§ EXERCISE INSTRUCTIONS
Without the pictures, return each record as it appears.

◇ ◇ ◇ ◇

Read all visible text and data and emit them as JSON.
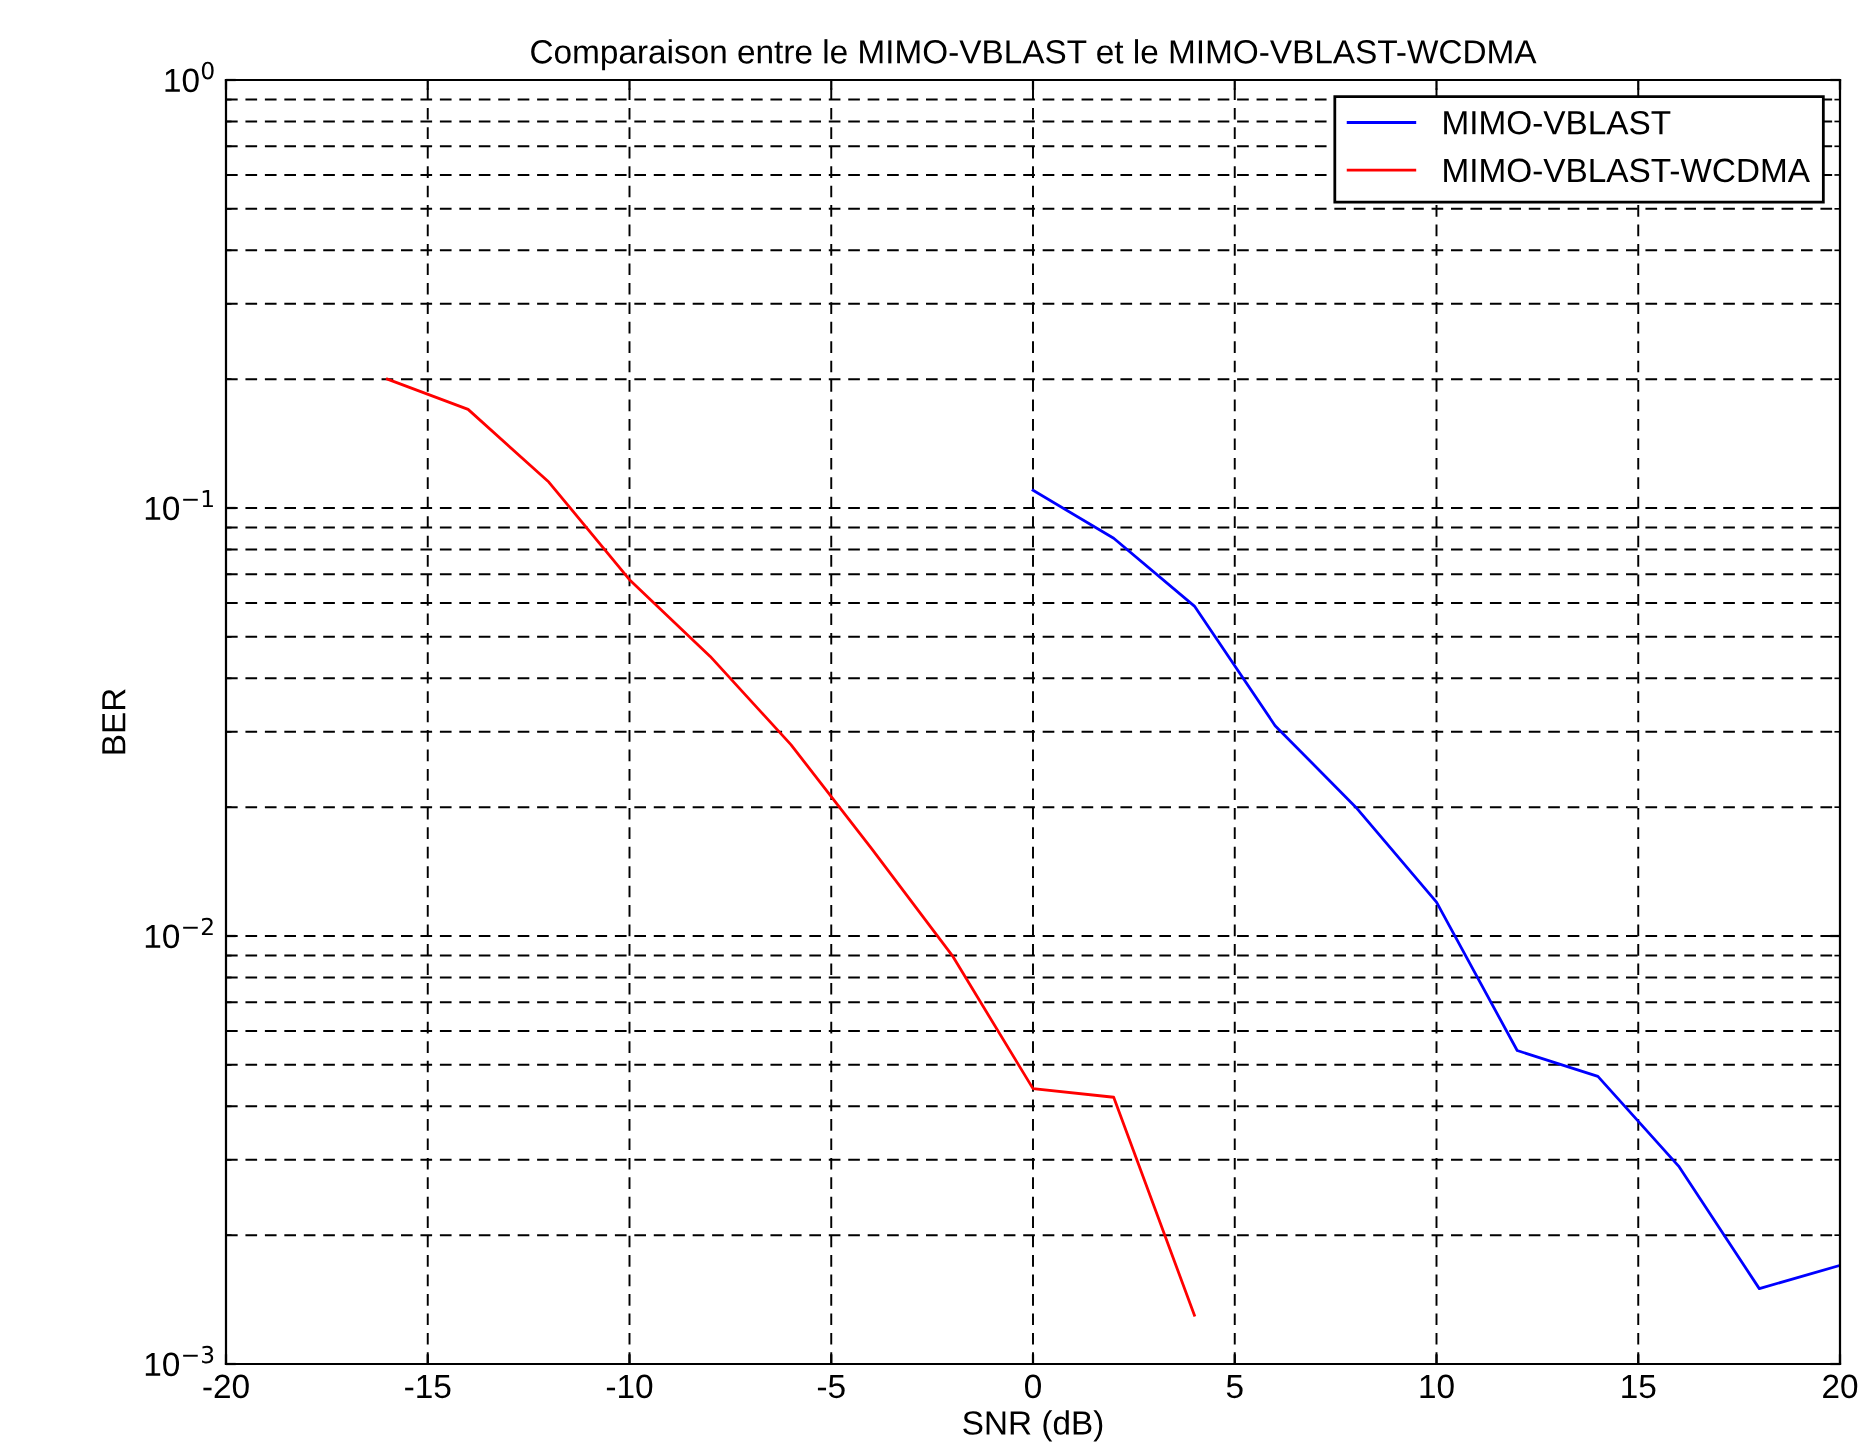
{
  "chart_data": {
    "type": "line",
    "title": "Comparaison entre le MIMO-VBLAST et le MIMO-VBLAST-WCDMA",
    "xlabel": "SNR (dB)",
    "ylabel": "BER",
    "log": "y",
    "grid": true,
    "legend": "top right",
    "line_style": "solid",
    "marker": "none",
    "xlim": [
      -20,
      20
    ],
    "xticks": [
      -20,
      -15,
      -10,
      -5,
      0,
      5,
      10,
      15,
      20
    ],
    "ylim": [
      0.001,
      1
    ],
    "yticks": [
      {
        "value": 0.001,
        "label": "10$^{−3}$"
      },
      {
        "value": 0.01,
        "label": "10$^{−2}$"
      },
      {
        "value": 0.1,
        "label": "10$^{−1}$"
      },
      {
        "value": 1,
        "label": "10$^{0}$"
      }
    ],
    "series": [
      {
        "name": "MIMO-VBLAST",
        "color": "#0000ff",
        "x": [
          0,
          2,
          4,
          6,
          8,
          10,
          12,
          14,
          16,
          18,
          20
        ],
        "values": [
          0.11,
          0.085,
          0.059,
          0.031,
          0.02,
          0.012,
          0.0054,
          0.0047,
          0.0029,
          0.0015,
          0.0017
        ]
      },
      {
        "name": "MIMO-VBLAST-WCDMA",
        "color": "#ff0000",
        "x": [
          -16,
          -14,
          -12,
          -10,
          -8,
          -6,
          -4,
          -2,
          0,
          2,
          4
        ],
        "values": [
          0.2,
          0.17,
          0.115,
          0.068,
          0.045,
          0.028,
          0.016,
          0.009,
          0.0044,
          0.0042,
          0.0013
        ]
      }
    ]
  }
}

◇ ◇ ◇ ◇

§ THE ANSWER
Read all visible text and data and emit them as JSON.
{
  "chart_data": {
    "type": "line",
    "title": "Comparaison entre le MIMO-VBLAST et le MIMO-VBLAST-WCDMA",
    "xlabel": "SNR (dB)",
    "ylabel": "BER",
    "log": "y",
    "grid": true,
    "legend": "top right",
    "line_style": "solid",
    "marker": "none",
    "xlim": [
      -20,
      20
    ],
    "xticks": [
      -20,
      -15,
      -10,
      -5,
      0,
      5,
      10,
      15,
      20
    ],
    "ylim": [
      0.001,
      1
    ],
    "yticks": [
      {
        "value": 0.001,
        "label": "10$^{−3}$"
      },
      {
        "value": 0.01,
        "label": "10$^{−2}$"
      },
      {
        "value": 0.1,
        "label": "10$^{−1}$"
      },
      {
        "value": 1,
        "label": "10$^{0}$"
      }
    ],
    "series": [
      {
        "name": "MIMO-VBLAST",
        "color": "#0000ff",
        "x": [
          0,
          2,
          4,
          6,
          8,
          10,
          12,
          14,
          16,
          18,
          20
        ],
        "values": [
          0.11,
          0.085,
          0.059,
          0.031,
          0.02,
          0.012,
          0.0054,
          0.0047,
          0.0029,
          0.0015,
          0.0017
        ]
      },
      {
        "name": "MIMO-VBLAST-WCDMA",
        "color": "#ff0000",
        "x": [
          -16,
          -14,
          -12,
          -10,
          -8,
          -6,
          -4,
          -2,
          0,
          2,
          4
        ],
        "values": [
          0.2,
          0.17,
          0.115,
          0.068,
          0.045,
          0.028,
          0.016,
          0.009,
          0.0044,
          0.0042,
          0.0013
        ]
      }
    ]
  }
}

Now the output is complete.